#### Work to complete:
Copy all lines in which the word "вместо" can be found.

+++++

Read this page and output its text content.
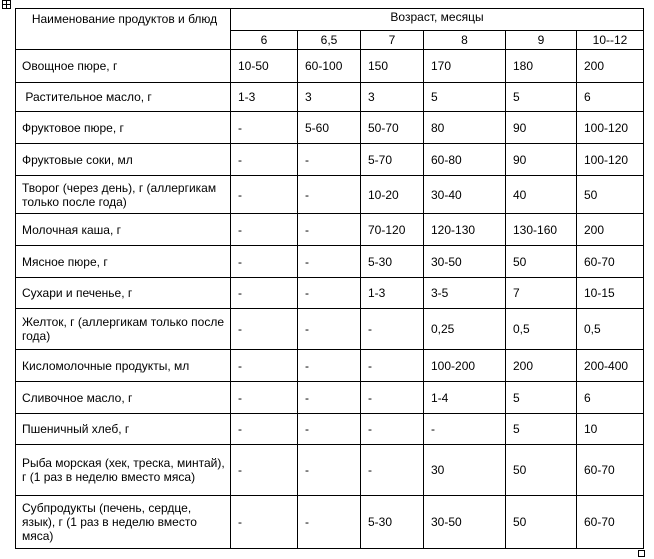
Наименование продуктов и блюд	Возраст, месяцы					
	6	6,5	7	8	9	10--12
Овощное пюре, г	10-50	60-100	150	170	180	200
Растительное масло, г	1-3	3	3	5	5	6
Фруктовое пюре, г	-	5-60	50-70	80	90	100-120
Фруктовые соки, мл	-	-	5-70	60-80	90	100-120
Творог (через день), г (аллергикам только после года)	-	-	10-20	30-40	40	50
Молочная каша, г	-	-	70-120	120-130	130-160	200
Мясное пюре, г	-	-	5-30	30-50	50	60-70
Сухари и печенье, г	-	-	1-3	3-5	7	10-15
Желток, г (аллергикам только после года)	-	-	-	0,25	0,5	0,5
Кисломолочные продукты, мл	-	-	-	100-200	200	200-400
Сливочное масло, г	-	-	-	1-4	5	6
Пшеничный хлеб, г	-	-	-	-	5	10
Рыба морская (хек, треска, минтай), г (1 раз в неделю вместо мяса)	-	-	-	30	50	60-70
Субпродукты (печень, сердце, язык), г (1 раз в неделю вместо мяса)	-	-	5-30	30-50	50	60-70
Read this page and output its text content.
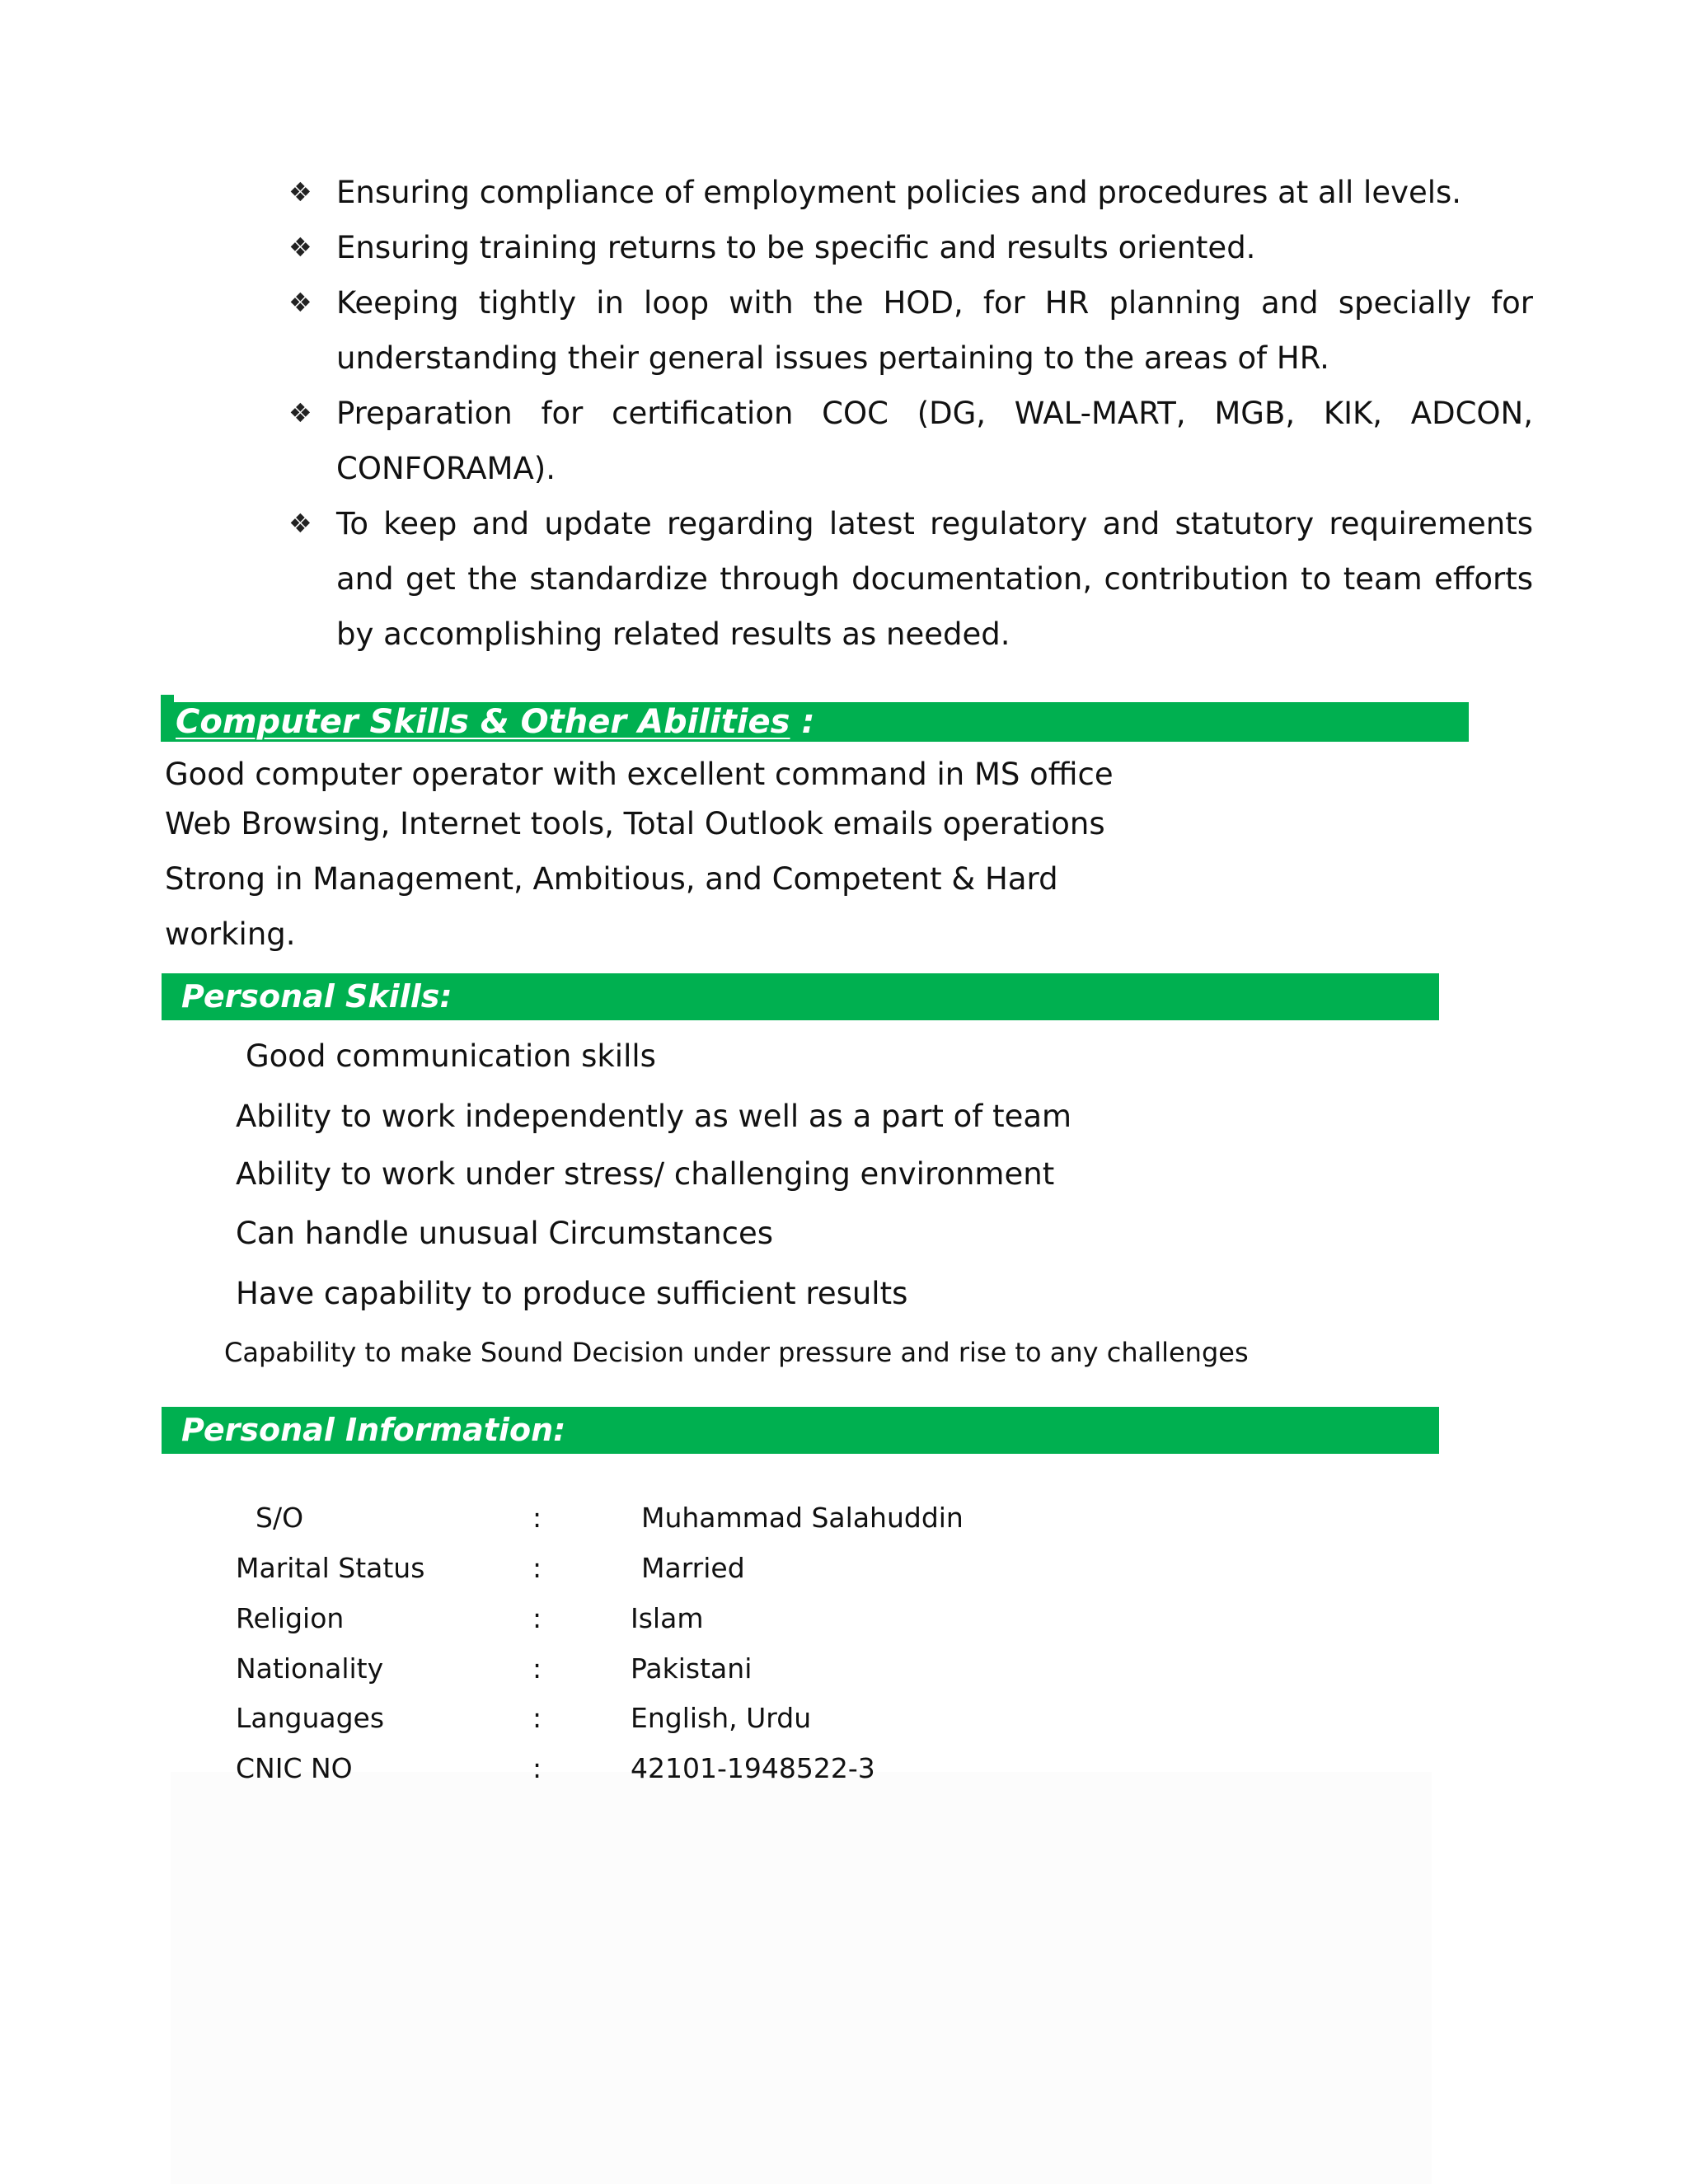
❖ Ensuring compliance of employment policies and procedures at all levels.
❖ Ensuring training returns to be specific and results oriented.
❖ Keeping tightly in loop with the HOD, for HR planning and specially for understanding their general issues pertaining to the areas of HR.
❖ Preparation for certification COC (DG, WAL-MART, MGB, KIK, ADCON, CONFORAMA).
❖ To keep and update regarding latest regulatory and statutory requirements and get the standardize through documentation, contribution to team efforts by accomplishing related results as needed.
Computer Skills & Other Abilities :
Good computer operator with excellent command in MS office
Web Browsing, Internet tools, Total Outlook emails operations
Strong in Management, Ambitious, and Competent & Hard
working.
Personal Skills:
Good communication skills
Ability to work independently as well as a part of team
Ability to work under stress/ challenging environment
Can handle unusual Circumstances
Have capability to produce sufficient results
Capability to make Sound Decision under pressure and rise to any challenges
Personal Information:
S/O	:	Muhammad Salahuddin
Marital Status	:	Married
Religion	:	Islam
Nationality	:	Pakistani
Languages	:	English, Urdu
CNIC NO	:	42101-1948522-3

+++++

#### Written answer:
Рыба морская (хек, треска, минтай), г (1 раз в неделю вместо мяса)	-	-	-	30	50	60-70
Субпродукты (печень, сердце, язык), г (1 раз в неделю вместо мяса)	-	-	5-30	30-50	50	60-70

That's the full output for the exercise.